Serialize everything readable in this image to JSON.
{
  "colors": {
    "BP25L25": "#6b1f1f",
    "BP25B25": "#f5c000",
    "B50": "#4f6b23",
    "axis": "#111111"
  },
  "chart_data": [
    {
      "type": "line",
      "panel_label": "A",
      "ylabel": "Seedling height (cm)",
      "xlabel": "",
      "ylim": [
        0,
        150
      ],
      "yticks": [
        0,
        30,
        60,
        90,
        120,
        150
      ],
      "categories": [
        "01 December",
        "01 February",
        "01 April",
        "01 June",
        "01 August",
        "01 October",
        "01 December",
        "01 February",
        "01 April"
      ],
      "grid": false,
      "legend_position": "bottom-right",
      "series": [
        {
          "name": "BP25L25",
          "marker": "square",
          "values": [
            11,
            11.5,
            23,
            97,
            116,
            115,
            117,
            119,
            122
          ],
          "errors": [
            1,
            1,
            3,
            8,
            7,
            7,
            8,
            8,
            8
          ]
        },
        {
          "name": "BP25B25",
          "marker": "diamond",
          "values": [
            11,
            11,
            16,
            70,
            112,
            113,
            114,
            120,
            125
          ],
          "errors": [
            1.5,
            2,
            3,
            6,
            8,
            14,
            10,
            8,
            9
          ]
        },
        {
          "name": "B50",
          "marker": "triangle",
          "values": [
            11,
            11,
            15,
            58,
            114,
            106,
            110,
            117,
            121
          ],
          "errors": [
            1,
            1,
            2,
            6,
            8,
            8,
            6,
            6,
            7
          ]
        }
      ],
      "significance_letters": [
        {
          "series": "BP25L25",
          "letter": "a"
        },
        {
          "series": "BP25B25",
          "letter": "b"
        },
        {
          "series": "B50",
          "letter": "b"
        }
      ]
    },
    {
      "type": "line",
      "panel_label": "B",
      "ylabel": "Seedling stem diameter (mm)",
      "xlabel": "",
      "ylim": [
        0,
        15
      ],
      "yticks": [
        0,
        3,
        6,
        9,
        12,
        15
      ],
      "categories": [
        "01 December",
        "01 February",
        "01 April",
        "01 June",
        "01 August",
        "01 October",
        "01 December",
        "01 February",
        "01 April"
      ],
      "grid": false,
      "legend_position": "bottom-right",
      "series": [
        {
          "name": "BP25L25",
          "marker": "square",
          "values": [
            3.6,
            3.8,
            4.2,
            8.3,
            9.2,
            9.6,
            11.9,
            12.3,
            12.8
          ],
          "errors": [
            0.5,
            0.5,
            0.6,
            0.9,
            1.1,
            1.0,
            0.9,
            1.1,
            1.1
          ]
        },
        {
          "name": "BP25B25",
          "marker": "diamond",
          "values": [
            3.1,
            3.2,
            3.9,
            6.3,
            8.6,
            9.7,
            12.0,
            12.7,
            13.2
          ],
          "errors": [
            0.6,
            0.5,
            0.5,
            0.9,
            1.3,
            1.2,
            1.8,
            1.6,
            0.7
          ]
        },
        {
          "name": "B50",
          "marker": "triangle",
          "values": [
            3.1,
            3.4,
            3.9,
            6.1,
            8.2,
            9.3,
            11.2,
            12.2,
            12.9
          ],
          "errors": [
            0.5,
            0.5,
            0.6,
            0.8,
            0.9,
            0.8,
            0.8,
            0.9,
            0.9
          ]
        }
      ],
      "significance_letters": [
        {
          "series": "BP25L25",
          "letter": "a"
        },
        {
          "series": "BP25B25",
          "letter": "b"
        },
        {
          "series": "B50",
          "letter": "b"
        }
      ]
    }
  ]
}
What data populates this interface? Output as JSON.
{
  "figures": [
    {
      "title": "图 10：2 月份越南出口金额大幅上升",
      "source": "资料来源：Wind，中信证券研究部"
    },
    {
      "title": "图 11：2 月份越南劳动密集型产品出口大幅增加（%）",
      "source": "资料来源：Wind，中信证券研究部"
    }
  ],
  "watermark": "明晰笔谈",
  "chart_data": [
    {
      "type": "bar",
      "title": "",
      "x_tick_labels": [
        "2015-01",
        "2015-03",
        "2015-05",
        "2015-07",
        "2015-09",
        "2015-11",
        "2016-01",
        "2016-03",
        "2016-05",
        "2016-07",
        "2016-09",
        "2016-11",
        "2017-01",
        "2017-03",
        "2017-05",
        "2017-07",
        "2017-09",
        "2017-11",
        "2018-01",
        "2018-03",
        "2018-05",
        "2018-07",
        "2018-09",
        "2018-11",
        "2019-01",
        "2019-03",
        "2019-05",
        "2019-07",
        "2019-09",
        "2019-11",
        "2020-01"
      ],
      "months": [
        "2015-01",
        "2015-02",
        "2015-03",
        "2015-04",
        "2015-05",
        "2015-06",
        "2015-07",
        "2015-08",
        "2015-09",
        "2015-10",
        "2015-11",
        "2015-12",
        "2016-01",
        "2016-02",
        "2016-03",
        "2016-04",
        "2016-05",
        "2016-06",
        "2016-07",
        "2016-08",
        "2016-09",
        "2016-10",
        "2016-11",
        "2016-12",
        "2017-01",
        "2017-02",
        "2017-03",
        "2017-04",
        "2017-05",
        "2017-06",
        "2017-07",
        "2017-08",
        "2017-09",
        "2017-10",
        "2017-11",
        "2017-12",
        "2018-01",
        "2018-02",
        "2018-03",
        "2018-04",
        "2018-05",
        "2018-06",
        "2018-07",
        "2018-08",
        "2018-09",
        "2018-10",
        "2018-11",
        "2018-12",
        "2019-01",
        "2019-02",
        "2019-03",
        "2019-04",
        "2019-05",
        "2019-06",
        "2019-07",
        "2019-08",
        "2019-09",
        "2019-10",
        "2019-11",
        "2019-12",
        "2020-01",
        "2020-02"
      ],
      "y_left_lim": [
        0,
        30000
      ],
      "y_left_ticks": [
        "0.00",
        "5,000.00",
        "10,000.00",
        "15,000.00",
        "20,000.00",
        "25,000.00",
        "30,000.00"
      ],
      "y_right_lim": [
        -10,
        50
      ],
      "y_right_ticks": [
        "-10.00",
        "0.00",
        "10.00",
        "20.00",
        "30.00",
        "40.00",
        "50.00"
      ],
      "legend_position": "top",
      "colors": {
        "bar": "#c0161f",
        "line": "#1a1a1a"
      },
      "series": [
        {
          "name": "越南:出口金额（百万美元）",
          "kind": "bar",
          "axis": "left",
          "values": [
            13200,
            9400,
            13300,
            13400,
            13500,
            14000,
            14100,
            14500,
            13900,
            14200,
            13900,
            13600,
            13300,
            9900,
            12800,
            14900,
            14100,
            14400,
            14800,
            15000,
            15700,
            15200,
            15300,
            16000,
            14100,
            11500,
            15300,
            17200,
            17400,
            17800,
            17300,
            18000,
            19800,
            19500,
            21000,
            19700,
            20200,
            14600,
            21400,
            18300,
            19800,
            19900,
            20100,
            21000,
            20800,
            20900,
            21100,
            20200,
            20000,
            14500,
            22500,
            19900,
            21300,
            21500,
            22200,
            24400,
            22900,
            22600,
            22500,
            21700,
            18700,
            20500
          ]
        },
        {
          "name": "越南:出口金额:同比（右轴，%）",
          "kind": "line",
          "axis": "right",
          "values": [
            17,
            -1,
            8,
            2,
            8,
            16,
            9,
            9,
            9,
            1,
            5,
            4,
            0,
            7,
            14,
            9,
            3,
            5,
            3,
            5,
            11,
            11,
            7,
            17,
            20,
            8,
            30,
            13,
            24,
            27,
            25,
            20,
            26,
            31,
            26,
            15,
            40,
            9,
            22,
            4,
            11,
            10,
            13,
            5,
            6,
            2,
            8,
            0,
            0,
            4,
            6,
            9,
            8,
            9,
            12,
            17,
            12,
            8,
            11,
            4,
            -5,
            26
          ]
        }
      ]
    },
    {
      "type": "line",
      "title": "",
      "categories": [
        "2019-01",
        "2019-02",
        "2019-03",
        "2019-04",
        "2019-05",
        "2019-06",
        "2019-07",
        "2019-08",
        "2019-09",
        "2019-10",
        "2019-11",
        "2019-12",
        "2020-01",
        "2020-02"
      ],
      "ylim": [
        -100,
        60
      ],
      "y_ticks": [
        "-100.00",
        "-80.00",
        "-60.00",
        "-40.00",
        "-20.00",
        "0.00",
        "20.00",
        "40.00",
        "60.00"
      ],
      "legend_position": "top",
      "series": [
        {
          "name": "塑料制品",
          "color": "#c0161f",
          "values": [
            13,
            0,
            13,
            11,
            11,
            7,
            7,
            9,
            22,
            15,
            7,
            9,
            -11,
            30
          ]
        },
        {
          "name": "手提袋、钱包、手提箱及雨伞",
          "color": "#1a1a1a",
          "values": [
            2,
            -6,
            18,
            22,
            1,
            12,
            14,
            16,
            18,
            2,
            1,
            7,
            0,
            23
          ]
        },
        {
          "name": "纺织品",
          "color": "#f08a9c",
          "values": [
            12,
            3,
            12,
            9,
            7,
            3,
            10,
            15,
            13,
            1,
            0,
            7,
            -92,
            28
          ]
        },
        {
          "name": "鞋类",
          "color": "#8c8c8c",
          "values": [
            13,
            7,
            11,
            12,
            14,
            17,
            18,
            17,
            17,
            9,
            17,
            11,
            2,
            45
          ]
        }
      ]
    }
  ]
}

---

__WHAT IS BEING ASKED__. Collect the lines of the data that carry the word "name".

__THE RESULT__.
          "name": "BP25L25",
          "name": "BP25B25",
          "name": "B50",
          "name": "BP25L25",
          "name": "BP25B25",
          "name": "B50",
          "name": "越南:出口金额（百万美元）",
          "name": "越南:出口金额:同比（右轴，%）",
          "name": "塑料制品",
          "name": "手提袋、钱包、手提箱及雨伞",
          "name": "纺织品",
          "name": "鞋类",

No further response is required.